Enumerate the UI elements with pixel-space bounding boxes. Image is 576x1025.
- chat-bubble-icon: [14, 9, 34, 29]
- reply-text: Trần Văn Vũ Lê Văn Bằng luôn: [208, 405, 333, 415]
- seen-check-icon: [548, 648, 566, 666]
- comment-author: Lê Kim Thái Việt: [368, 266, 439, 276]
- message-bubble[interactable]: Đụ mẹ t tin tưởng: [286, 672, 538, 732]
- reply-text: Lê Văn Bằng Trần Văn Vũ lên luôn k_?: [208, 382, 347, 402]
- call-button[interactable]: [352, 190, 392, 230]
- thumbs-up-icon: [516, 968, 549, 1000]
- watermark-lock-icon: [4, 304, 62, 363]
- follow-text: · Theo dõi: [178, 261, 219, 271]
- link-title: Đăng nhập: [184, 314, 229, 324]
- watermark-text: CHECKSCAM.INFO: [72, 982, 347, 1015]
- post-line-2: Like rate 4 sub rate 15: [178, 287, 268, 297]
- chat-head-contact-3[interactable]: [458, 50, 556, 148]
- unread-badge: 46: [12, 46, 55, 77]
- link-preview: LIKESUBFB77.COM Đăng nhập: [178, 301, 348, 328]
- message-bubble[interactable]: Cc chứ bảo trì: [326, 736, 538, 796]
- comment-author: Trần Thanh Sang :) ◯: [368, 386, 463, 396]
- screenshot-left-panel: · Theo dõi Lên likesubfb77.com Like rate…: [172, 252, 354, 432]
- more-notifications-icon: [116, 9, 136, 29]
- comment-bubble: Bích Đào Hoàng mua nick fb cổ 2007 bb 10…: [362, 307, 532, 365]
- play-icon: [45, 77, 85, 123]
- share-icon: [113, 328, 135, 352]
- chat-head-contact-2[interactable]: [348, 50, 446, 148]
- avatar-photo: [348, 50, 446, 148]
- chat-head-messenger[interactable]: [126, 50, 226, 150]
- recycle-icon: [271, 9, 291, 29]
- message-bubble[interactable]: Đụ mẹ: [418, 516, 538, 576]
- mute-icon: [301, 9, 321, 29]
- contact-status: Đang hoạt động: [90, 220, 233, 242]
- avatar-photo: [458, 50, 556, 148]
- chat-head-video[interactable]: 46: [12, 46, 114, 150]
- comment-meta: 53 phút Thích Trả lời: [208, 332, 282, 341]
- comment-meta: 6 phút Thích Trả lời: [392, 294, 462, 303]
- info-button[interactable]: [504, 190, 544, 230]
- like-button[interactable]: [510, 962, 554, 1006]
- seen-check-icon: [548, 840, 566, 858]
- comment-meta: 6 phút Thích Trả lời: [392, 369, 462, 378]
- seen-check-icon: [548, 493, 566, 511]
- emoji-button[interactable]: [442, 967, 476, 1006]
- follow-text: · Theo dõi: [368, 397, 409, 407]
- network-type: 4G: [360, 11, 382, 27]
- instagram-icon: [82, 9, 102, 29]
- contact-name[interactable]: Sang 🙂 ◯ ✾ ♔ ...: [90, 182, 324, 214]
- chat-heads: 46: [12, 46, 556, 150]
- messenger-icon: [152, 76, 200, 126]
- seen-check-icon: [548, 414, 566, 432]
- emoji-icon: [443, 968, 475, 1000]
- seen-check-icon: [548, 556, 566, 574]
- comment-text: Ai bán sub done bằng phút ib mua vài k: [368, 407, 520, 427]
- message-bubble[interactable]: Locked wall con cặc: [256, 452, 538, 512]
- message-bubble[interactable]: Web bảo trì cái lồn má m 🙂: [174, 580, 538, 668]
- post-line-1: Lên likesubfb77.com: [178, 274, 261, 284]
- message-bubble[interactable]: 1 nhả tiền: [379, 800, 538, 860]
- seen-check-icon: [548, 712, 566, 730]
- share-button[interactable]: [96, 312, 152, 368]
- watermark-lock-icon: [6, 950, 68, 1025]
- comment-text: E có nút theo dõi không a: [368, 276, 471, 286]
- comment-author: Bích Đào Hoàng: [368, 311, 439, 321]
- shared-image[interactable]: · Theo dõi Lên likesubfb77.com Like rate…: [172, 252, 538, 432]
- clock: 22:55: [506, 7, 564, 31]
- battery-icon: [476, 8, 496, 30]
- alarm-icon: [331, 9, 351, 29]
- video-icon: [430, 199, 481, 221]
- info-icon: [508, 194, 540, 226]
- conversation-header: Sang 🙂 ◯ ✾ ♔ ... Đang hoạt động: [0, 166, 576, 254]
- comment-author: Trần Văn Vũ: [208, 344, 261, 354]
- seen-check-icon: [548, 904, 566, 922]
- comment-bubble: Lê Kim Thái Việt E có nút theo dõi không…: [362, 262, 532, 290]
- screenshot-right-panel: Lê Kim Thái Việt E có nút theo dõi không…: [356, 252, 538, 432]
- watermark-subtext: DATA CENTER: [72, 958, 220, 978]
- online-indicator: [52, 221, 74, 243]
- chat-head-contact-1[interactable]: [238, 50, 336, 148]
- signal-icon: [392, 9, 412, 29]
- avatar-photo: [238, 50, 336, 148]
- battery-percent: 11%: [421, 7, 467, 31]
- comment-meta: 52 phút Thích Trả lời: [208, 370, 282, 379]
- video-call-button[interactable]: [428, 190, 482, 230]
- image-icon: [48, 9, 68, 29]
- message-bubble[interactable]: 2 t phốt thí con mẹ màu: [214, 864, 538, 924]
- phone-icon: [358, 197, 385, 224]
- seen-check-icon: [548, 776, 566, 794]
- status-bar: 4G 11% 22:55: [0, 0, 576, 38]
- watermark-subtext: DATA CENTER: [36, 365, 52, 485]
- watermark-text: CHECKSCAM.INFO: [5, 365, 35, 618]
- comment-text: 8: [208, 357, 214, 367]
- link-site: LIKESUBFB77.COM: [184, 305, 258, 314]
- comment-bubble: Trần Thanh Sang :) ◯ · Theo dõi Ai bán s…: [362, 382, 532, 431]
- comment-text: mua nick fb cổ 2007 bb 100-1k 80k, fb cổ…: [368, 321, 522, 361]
────
Reproduce the material above in full, substituting "read-receipt-icon" for every occurrence of "seen-check-icon" and leaving everything else unchanged.

Enumerate the UI elements with pixel-space bounding boxes. Image is 576x1025.
- chat-bubble-icon: [14, 9, 34, 29]
- reply-text: Trần Văn Vũ Lê Văn Bằng luôn: [208, 405, 333, 415]
- read-receipt-icon: [548, 648, 566, 666]
- comment-author: Lê Kim Thái Việt: [368, 266, 439, 276]
- message-bubble[interactable]: Đụ mẹ t tin tưởng: [286, 672, 538, 732]
- reply-text: Lê Văn Bằng Trần Văn Vũ lên luôn k_?: [208, 382, 347, 402]
- call-button[interactable]: [352, 190, 392, 230]
- thumbs-up-icon: [516, 968, 549, 1000]
- watermark-lock-icon: [4, 304, 62, 363]
- follow-text: · Theo dõi: [178, 261, 219, 271]
- link-title: Đăng nhập: [184, 314, 229, 324]
- watermark-text: CHECKSCAM.INFO: [72, 982, 347, 1015]
- post-line-2: Like rate 4 sub rate 15: [178, 287, 268, 297]
- chat-head-contact-3[interactable]: [458, 50, 556, 148]
- unread-badge: 46: [12, 46, 55, 77]
- link-preview: LIKESUBFB77.COM Đăng nhập: [178, 301, 348, 328]
- message-bubble[interactable]: Cc chứ bảo trì: [326, 736, 538, 796]
- comment-author: Trần Thanh Sang :) ◯: [368, 386, 463, 396]
- screenshot-left-panel: · Theo dõi Lên likesubfb77.com Like rate…: [172, 252, 354, 432]
- more-notifications-icon: [116, 9, 136, 29]
- comment-bubble: Bích Đào Hoàng mua nick fb cổ 2007 bb 10…: [362, 307, 532, 365]
- play-icon: [45, 77, 85, 123]
- share-icon: [113, 328, 135, 352]
- chat-head-contact-2[interactable]: [348, 50, 446, 148]
- avatar-photo: [348, 50, 446, 148]
- chat-head-messenger[interactable]: [126, 50, 226, 150]
- recycle-icon: [271, 9, 291, 29]
- message-bubble[interactable]: Đụ mẹ: [418, 516, 538, 576]
- mute-icon: [301, 9, 321, 29]
- contact-status: Đang hoạt động: [90, 220, 233, 242]
- avatar-photo: [458, 50, 556, 148]
- chat-head-video[interactable]: 46: [12, 46, 114, 150]
- comment-meta: 53 phút Thích Trả lời: [208, 332, 282, 341]
- comment-meta: 6 phút Thích Trả lời: [392, 294, 462, 303]
- info-button[interactable]: [504, 190, 544, 230]
- like-button[interactable]: [510, 962, 554, 1006]
- read-receipt-icon: [548, 840, 566, 858]
- comment-meta: 6 phút Thích Trả lời: [392, 369, 462, 378]
- read-receipt-icon: [548, 493, 566, 511]
- emoji-button[interactable]: [442, 967, 476, 1006]
- follow-text: · Theo dõi: [368, 397, 409, 407]
- network-type: 4G: [360, 11, 382, 27]
- instagram-icon: [82, 9, 102, 29]
- contact-name[interactable]: Sang 🙂 ◯ ✾ ♔ ...: [90, 182, 324, 214]
- chat-heads: 46: [12, 46, 556, 150]
- messenger-icon: [152, 76, 200, 126]
- read-receipt-icon: [548, 414, 566, 432]
- emoji-icon: [443, 968, 475, 1000]
- read-receipt-icon: [548, 556, 566, 574]
- comment-text: Ai bán sub done bằng phút ib mua vài k: [368, 407, 520, 427]
- message-bubble[interactable]: Locked wall con cặc: [256, 452, 538, 512]
- message-bubble[interactable]: Web bảo trì cái lồn má m 🙂: [174, 580, 538, 668]
- post-line-1: Lên likesubfb77.com: [178, 274, 261, 284]
- message-bubble[interactable]: 1 nhả tiền: [379, 800, 538, 860]
- read-receipt-icon: [548, 712, 566, 730]
- share-button[interactable]: [96, 312, 152, 368]
- watermark-lock-icon: [6, 950, 68, 1025]
- comment-text: E có nút theo dõi không a: [368, 276, 471, 286]
- comment-author: Bích Đào Hoàng: [368, 311, 439, 321]
- shared-image[interactable]: · Theo dõi Lên likesubfb77.com Like rate…: [172, 252, 538, 432]
- clock: 22:55: [506, 7, 564, 31]
- battery-icon: [476, 8, 496, 30]
- alarm-icon: [331, 9, 351, 29]
- video-icon: [430, 199, 481, 221]
- info-icon: [508, 194, 540, 226]
- conversation-header: Sang 🙂 ◯ ✾ ♔ ... Đang hoạt động: [0, 166, 576, 254]
- comment-author: Trần Văn Vũ: [208, 344, 261, 354]
- read-receipt-icon: [548, 904, 566, 922]
- comment-bubble: Lê Kim Thái Việt E có nút theo dõi không…: [362, 262, 532, 290]
- screenshot-right-panel: Lê Kim Thái Việt E có nút theo dõi không…: [356, 252, 538, 432]
- watermark-subtext: DATA CENTER: [72, 958, 220, 978]
- online-indicator: [52, 221, 74, 243]
- chat-head-contact-1[interactable]: [238, 50, 336, 148]
- signal-icon: [392, 9, 412, 29]
- avatar-photo: [238, 50, 336, 148]
- battery-percent: 11%: [421, 7, 467, 31]
- comment-meta: 52 phút Thích Trả lời: [208, 370, 282, 379]
- video-call-button[interactable]: [428, 190, 482, 230]
- image-icon: [48, 9, 68, 29]
- message-bubble[interactable]: 2 t phốt thí con mẹ màu: [214, 864, 538, 924]
- phone-icon: [358, 197, 385, 224]
- read-receipt-icon: [548, 776, 566, 794]
- status-bar: 4G 11% 22:55: [0, 0, 576, 38]
- watermark-subtext: DATA CENTER: [36, 365, 52, 485]
- watermark-text: CHECKSCAM.INFO: [5, 365, 35, 618]
- comment-text: 8: [208, 357, 214, 367]
- link-site: LIKESUBFB77.COM: [184, 305, 258, 314]
- comment-bubble: Trần Thanh Sang :) ◯ · Theo dõi Ai bán s…: [362, 382, 532, 431]
- comment-text: mua nick fb cổ 2007 bb 100-1k 80k, fb cổ…: [368, 321, 522, 361]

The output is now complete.